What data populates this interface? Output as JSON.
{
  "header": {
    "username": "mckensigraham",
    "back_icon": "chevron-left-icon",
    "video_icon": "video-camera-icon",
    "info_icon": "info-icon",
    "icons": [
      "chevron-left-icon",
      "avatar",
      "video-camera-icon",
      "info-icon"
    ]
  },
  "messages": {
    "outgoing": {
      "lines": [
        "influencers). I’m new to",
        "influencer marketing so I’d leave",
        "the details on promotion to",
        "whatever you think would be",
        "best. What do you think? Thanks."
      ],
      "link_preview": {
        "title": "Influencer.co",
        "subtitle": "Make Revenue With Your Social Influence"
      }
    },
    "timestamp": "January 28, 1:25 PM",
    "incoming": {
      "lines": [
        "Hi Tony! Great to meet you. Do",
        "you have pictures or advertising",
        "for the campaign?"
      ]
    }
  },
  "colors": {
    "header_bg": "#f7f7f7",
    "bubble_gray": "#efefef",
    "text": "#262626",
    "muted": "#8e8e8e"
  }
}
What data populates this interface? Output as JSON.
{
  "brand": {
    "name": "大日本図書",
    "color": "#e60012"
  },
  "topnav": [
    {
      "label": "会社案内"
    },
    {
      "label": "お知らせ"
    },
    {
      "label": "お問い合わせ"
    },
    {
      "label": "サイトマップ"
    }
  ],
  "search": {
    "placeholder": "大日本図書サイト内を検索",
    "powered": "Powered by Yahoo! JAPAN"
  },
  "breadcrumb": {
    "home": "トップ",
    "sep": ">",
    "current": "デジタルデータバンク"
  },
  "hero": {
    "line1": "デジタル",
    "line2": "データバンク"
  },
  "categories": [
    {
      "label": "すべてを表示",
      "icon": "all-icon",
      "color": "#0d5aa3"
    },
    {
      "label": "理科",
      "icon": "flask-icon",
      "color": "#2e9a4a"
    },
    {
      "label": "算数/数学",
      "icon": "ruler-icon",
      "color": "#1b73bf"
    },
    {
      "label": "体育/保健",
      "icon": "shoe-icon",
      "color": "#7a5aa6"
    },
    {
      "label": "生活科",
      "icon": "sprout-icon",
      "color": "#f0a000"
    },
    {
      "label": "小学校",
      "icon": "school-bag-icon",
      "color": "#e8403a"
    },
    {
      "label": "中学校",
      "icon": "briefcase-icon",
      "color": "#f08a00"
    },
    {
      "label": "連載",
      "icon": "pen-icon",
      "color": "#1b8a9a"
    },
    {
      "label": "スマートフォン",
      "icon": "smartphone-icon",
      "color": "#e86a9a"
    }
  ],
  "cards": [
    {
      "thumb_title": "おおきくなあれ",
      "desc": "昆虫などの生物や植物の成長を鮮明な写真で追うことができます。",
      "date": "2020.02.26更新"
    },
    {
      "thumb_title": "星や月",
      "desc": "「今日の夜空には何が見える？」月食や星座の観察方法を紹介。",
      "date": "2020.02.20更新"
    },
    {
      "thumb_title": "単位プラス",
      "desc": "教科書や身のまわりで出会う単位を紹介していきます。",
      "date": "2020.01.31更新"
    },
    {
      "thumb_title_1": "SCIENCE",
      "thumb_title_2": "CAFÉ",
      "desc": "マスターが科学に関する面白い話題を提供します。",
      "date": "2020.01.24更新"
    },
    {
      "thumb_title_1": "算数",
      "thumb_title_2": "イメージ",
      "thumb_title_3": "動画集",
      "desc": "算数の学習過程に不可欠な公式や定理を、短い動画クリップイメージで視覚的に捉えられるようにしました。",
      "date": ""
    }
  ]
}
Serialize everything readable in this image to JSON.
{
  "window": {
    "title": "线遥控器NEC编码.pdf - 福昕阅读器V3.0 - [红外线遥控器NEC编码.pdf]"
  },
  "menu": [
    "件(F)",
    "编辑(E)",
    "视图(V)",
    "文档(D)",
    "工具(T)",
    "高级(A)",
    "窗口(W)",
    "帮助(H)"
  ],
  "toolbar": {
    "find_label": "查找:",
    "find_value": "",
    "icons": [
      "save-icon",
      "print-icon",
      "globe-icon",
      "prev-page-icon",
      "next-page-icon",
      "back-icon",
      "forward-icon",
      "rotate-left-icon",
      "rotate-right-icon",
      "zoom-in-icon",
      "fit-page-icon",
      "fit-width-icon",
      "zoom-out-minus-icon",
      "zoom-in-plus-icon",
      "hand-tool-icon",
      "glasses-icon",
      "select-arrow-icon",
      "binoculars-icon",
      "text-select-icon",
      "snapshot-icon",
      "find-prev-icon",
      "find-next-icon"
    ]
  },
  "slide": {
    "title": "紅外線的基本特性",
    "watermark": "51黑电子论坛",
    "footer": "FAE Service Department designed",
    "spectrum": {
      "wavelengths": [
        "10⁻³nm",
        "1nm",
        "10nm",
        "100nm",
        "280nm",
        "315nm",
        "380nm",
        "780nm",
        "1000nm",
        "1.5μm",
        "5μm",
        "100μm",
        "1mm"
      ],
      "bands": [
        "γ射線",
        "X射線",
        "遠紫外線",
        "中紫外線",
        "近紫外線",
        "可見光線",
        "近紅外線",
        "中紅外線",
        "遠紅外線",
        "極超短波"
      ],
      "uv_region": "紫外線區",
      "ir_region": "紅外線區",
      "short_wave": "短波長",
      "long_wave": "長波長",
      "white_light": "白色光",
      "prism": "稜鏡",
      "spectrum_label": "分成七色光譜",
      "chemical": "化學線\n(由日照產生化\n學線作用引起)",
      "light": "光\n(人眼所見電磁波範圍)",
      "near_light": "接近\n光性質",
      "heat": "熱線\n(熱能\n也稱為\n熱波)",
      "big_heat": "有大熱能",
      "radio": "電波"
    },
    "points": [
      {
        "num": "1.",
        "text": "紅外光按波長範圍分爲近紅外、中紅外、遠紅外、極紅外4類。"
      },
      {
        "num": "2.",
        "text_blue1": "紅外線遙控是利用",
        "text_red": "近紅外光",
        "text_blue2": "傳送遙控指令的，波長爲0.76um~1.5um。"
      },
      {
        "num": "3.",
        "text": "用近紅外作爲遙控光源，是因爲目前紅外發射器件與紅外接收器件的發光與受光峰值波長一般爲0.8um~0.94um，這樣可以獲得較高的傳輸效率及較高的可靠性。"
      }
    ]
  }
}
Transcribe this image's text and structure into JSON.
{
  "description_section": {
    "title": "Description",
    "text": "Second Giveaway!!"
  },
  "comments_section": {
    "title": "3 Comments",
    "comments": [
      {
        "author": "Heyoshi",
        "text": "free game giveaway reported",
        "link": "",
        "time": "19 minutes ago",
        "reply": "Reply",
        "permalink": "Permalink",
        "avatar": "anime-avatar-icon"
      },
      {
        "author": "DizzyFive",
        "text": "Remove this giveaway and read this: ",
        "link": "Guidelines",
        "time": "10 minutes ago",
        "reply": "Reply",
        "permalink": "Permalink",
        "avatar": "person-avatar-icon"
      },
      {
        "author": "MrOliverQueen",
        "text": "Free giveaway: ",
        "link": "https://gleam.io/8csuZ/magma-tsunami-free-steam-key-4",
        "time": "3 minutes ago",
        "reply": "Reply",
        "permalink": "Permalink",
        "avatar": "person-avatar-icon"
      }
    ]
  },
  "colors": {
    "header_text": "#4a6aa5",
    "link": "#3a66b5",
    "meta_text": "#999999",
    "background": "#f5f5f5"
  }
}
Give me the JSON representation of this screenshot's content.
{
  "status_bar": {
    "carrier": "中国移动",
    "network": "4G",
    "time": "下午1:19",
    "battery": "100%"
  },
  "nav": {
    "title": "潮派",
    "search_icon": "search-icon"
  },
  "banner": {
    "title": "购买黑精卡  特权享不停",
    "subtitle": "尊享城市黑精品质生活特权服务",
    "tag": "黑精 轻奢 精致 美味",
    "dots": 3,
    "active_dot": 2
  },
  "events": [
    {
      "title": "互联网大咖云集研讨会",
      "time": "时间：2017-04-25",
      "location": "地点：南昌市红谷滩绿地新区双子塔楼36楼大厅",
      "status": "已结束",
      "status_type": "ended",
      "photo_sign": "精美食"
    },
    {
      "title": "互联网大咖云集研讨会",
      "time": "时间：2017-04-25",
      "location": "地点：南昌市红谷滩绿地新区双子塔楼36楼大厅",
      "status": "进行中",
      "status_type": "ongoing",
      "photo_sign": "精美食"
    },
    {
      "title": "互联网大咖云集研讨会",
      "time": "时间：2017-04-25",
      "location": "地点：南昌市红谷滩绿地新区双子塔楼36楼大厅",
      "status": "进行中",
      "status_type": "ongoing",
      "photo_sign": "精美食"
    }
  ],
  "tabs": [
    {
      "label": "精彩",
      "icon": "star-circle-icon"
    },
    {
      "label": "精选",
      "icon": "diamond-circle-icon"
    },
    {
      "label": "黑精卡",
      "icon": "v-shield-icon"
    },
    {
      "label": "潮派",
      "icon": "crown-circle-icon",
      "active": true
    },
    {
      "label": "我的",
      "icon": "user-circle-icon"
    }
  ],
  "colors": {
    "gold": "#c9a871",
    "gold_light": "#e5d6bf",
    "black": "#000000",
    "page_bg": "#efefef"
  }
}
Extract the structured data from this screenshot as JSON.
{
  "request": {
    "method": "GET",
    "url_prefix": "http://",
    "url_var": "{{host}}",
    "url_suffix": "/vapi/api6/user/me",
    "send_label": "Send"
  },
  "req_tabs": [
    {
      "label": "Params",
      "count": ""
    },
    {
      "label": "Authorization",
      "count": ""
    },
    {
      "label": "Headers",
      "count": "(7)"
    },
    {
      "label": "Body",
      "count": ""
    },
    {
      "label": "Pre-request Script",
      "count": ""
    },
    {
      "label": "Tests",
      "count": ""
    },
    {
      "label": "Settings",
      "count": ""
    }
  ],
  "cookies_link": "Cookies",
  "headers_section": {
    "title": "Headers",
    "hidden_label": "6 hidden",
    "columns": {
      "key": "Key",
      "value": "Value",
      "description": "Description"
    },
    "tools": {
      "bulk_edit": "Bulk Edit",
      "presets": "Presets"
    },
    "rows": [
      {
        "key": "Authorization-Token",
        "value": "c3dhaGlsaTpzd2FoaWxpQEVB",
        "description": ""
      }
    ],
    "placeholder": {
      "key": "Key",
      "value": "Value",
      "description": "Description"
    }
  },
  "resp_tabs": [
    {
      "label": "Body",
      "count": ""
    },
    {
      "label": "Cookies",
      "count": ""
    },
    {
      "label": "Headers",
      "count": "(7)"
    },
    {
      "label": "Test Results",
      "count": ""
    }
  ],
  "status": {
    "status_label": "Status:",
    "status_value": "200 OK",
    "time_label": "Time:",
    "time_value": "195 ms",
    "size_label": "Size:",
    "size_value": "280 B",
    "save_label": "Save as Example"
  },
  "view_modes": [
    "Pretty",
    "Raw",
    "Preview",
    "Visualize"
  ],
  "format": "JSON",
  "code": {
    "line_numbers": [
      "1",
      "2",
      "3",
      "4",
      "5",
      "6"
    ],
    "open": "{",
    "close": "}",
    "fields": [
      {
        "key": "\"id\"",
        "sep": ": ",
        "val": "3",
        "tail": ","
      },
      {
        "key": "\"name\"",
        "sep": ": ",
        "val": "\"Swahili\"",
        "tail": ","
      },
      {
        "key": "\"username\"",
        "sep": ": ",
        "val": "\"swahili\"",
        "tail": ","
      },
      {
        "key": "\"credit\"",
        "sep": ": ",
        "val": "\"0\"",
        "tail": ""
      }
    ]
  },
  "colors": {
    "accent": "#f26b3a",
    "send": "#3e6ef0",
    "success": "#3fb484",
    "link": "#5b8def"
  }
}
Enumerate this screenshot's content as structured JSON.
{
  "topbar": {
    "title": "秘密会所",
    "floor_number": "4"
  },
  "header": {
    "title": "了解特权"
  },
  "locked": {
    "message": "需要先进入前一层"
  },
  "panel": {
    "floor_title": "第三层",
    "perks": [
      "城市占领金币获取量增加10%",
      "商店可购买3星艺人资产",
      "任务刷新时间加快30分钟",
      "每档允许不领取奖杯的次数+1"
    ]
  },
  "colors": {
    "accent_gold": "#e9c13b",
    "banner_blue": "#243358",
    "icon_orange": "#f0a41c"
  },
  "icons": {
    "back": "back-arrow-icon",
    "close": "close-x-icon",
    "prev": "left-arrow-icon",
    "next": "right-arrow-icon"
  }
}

STATED GOAL – From the listing above, pick out every line containing "JSON".

TASK RESULT –
What data populates this interface? Output as JSON.
What data populates this interface? Output as JSON.
Serialize everything readable in this image to JSON.
Transcribe this image's text and structure into JSON.
Give me the JSON representation of this screenshot's content.
Extract the structured data from this screenshot as JSON.
  "format": "JSON",
Enumerate this screenshot's content as structured JSON.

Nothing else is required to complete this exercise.